[Your goal] Copy out every record below, word for word.
-.-.-
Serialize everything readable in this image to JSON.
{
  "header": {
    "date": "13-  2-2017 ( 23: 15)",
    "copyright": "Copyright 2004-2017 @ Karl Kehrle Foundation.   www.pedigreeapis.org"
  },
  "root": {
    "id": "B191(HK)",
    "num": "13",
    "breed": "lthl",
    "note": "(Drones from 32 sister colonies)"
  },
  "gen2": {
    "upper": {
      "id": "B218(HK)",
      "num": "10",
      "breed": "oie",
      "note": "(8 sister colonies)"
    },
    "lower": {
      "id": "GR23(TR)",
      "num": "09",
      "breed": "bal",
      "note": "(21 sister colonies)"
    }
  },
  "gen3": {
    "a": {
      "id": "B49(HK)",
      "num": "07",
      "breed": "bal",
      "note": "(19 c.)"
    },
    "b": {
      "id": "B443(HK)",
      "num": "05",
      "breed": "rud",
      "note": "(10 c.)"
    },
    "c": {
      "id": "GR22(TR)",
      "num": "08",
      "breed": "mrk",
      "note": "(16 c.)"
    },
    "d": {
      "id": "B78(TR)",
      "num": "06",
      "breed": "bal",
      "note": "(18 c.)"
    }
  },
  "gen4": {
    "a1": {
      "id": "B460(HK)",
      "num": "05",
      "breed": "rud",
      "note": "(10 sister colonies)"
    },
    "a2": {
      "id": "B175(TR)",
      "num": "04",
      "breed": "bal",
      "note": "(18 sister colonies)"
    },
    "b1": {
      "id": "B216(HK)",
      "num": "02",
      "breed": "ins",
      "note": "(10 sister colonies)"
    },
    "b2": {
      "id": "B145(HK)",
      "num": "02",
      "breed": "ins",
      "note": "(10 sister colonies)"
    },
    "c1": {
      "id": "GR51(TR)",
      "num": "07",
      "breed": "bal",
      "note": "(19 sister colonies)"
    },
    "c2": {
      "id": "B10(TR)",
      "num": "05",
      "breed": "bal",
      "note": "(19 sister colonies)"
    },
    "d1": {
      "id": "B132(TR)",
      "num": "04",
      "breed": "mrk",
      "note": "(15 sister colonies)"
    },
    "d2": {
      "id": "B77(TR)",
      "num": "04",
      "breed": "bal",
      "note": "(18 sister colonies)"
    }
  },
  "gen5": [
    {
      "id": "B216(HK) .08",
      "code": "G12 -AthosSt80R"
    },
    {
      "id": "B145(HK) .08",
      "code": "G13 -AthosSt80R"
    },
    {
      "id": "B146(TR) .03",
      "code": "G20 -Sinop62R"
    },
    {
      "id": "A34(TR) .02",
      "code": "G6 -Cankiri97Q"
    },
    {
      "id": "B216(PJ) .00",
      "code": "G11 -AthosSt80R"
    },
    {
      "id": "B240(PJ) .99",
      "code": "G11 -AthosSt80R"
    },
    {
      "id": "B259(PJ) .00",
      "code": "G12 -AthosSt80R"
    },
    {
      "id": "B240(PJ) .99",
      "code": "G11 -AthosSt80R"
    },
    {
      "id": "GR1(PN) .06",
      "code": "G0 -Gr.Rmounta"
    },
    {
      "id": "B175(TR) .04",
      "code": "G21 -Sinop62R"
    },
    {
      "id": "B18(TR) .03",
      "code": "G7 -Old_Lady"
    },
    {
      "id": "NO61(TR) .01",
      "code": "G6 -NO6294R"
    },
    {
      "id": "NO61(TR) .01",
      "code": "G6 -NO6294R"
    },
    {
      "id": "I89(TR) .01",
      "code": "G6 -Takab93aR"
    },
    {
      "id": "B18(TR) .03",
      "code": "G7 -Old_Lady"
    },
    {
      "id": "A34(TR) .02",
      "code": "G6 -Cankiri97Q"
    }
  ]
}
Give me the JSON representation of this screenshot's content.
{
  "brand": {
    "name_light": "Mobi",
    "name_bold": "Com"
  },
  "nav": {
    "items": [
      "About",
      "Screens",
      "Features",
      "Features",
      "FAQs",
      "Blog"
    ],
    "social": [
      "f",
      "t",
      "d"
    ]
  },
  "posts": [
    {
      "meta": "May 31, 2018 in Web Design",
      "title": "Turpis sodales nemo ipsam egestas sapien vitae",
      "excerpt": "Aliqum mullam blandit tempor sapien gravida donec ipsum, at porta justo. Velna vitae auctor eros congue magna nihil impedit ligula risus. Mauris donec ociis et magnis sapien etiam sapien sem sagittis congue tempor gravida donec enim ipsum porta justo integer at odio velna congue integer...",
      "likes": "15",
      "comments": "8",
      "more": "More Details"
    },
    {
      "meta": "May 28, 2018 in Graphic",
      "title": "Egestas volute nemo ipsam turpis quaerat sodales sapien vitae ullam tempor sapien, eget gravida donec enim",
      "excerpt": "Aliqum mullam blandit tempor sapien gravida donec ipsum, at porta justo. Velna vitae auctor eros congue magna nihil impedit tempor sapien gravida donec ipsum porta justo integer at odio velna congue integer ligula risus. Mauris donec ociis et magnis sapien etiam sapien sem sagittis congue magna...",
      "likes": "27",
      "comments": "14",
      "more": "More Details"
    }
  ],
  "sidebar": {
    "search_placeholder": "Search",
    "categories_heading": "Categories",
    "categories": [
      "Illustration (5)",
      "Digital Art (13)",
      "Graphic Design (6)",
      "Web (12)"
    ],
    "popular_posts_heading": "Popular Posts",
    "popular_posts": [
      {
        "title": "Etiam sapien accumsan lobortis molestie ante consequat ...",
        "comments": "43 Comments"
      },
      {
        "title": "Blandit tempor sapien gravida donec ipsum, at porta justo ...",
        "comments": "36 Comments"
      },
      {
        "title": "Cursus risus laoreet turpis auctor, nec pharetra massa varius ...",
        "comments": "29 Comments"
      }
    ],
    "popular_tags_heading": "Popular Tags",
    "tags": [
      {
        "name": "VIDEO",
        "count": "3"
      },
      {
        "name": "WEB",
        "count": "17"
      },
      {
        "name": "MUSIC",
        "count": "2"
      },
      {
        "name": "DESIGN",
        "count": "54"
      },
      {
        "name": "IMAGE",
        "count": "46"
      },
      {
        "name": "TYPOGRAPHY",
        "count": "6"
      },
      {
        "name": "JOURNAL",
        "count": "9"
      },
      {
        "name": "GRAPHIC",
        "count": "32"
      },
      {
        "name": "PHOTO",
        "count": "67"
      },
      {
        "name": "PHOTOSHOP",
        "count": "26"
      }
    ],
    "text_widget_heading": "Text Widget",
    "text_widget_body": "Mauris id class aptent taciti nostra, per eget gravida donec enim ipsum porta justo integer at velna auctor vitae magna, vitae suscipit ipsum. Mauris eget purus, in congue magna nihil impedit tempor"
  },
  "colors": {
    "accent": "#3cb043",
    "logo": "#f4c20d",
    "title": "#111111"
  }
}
-.-.-
[Response to the exercise]
Serialize everything readable in this image to JSON.
{
  "header": {
    "date": "13-  2-2017 ( 23: 15)",
    "copyright": "Copyright 2004-2017 @ Karl Kehrle Foundation.   www.pedigreeapis.org"
  },
  "root": {
    "id": "B191(HK)",
    "num": "13",
    "breed": "lthl",
    "note": "(Drones from 32 sister colonies)"
  },
  "gen2": {
    "upper": {
      "id": "B218(HK)",
      "num": "10",
      "breed": "oie",
      "note": "(8 sister colonies)"
    },
    "lower": {
      "id": "GR23(TR)",
      "num": "09",
      "breed": "bal",
      "note": "(21 sister colonies)"
    }
  },
  "gen3": {
    "a": {
      "id": "B49(HK)",
      "num": "07",
      "breed": "bal",
      "note": "(19 c.)"
    },
    "b": {
      "id": "B443(HK)",
      "num": "05",
      "breed": "rud",
      "note": "(10 c.)"
    },
    "c": {
      "id": "GR22(TR)",
      "num": "08",
      "breed": "mrk",
      "note": "(16 c.)"
    },
    "d": {
      "id": "B78(TR)",
      "num": "06",
      "breed": "bal",
      "note": "(18 c.)"
    }
  },
  "gen4": {
    "a1": {
      "id": "B460(HK)",
      "num": "05",
      "breed": "rud",
      "note": "(10 sister colonies)"
    },
    "a2": {
      "id": "B175(TR)",
      "num": "04",
      "breed": "bal",
      "note": "(18 sister colonies)"
    },
    "b1": {
      "id": "B216(HK)",
      "num": "02",
      "breed": "ins",
      "note": "(10 sister colonies)"
    },
    "b2": {
      "id": "B145(HK)",
      "num": "02",
      "breed": "ins",
      "note": "(10 sister colonies)"
    },
    "c1": {
      "id": "GR51(TR)",
      "num": "07",
      "breed": "bal",
      "note": "(19 sister colonies)"
    },
    "c2": {
      "id": "B10(TR)",
      "num": "05",
      "breed": "bal",
      "note": "(19 sister colonies)"
    },
    "d1": {
      "id": "B132(TR)",
      "num": "04",
      "breed": "mrk",
      "note": "(15 sister colonies)"
    },
    "d2": {
      "id": "B77(TR)",
      "num": "04",
      "breed": "bal",
      "note": "(18 sister colonies)"
    }
  },
  "gen5": [
    {
      "id": "B216(HK) .08",
      "code": "G12 -AthosSt80R"
    },
    {
      "id": "B145(HK) .08",
      "code": "G13 -AthosSt80R"
    },
    {
      "id": "B146(TR) .03",
      "code": "G20 -Sinop62R"
    },
    {
      "id": "A34(TR) .02",
      "code": "G6 -Cankiri97Q"
    },
    {
      "id": "B216(PJ) .00",
      "code": "G11 -AthosSt80R"
    },
    {
      "id": "B240(PJ) .99",
      "code": "G11 -AthosSt80R"
    },
    {
      "id": "B259(PJ) .00",
      "code": "G12 -AthosSt80R"
    },
    {
      "id": "B240(PJ) .99",
      "code": "G11 -AthosSt80R"
    },
    {
      "id": "GR1(PN) .06",
      "code": "G0 -Gr.Rmounta"
    },
    {
      "id": "B175(TR) .04",
      "code": "G21 -Sinop62R"
    },
    {
      "id": "B18(TR) .03",
      "code": "G7 -Old_Lady"
    },
    {
      "id": "NO61(TR) .01",
      "code": "G6 -NO6294R"
    },
    {
      "id": "NO61(TR) .01",
      "code": "G6 -NO6294R"
    },
    {
      "id": "I89(TR) .01",
      "code": "G6 -Takab93aR"
    },
    {
      "id": "B18(TR) .03",
      "code": "G7 -Old_Lady"
    },
    {
      "id": "A34(TR) .02",
      "code": "G6 -Cankiri97Q"
    }
  ]
}
Give me the JSON representation of this screenshot's content.
{
  "brand": {
    "name_light": "Mobi",
    "name_bold": "Com"
  },
  "nav": {
    "items": [
      "About",
      "Screens",
      "Features",
      "Features",
      "FAQs",
      "Blog"
    ],
    "social": [
      "f",
      "t",
      "d"
    ]
  },
  "posts": [
    {
      "meta": "May 31, 2018 in Web Design",
      "title": "Turpis sodales nemo ipsam egestas sapien vitae",
      "excerpt": "Aliqum mullam blandit tempor sapien gravida donec ipsum, at porta justo. Velna vitae auctor eros congue magna nihil impedit ligula risus. Mauris donec ociis et magnis sapien etiam sapien sem sagittis congue tempor gravida donec enim ipsum porta justo integer at odio velna congue integer...",
      "likes": "15",
      "comments": "8",
      "more": "More Details"
    },
    {
      "meta": "May 28, 2018 in Graphic",
      "title": "Egestas volute nemo ipsam turpis quaerat sodales sapien vitae ullam tempor sapien, eget gravida donec enim",
      "excerpt": "Aliqum mullam blandit tempor sapien gravida donec ipsum, at porta justo. Velna vitae auctor eros congue magna nihil impedit tempor sapien gravida donec ipsum porta justo integer at odio velna congue integer ligula risus. Mauris donec ociis et magnis sapien etiam sapien sem sagittis congue magna...",
      "likes": "27",
      "comments": "14",
      "more": "More Details"
    }
  ],
  "sidebar": {
    "search_placeholder": "Search",
    "categories_heading": "Categories",
    "categories": [
      "Illustration (5)",
      "Digital Art (13)",
      "Graphic Design (6)",
      "Web (12)"
    ],
    "popular_posts_heading": "Popular Posts",
    "popular_posts": [
      {
        "title": "Etiam sapien accumsan lobortis molestie ante consequat ...",
        "comments": "43 Comments"
      },
      {
        "title": "Blandit tempor sapien gravida donec ipsum, at porta justo ...",
        "comments": "36 Comments"
      },
      {
        "title": "Cursus risus laoreet turpis auctor, nec pharetra massa varius ...",
        "comments": "29 Comments"
      }
    ],
    "popular_tags_heading": "Popular Tags",
    "tags": [
      {
        "name": "VIDEO",
        "count": "3"
      },
      {
        "name": "WEB",
        "count": "17"
      },
      {
        "name": "MUSIC",
        "count": "2"
      },
      {
        "name": "DESIGN",
        "count": "54"
      },
      {
        "name": "IMAGE",
        "count": "46"
      },
      {
        "name": "TYPOGRAPHY",
        "count": "6"
      },
      {
        "name": "JOURNAL",
        "count": "9"
      },
      {
        "name": "GRAPHIC",
        "count": "32"
      },
      {
        "name": "PHOTO",
        "count": "67"
      },
      {
        "name": "PHOTOSHOP",
        "count": "26"
      }
    ],
    "text_widget_heading": "Text Widget",
    "text_widget_body": "Mauris id class aptent taciti nostra, per eget gravida donec enim ipsum porta justo integer at velna auctor vitae magna, vitae suscipit ipsum. Mauris eget purus, in congue magna nihil impedit tempor"
  },
  "colors": {
    "accent": "#3cb043",
    "logo": "#f4c20d",
    "title": "#111111"
  }
}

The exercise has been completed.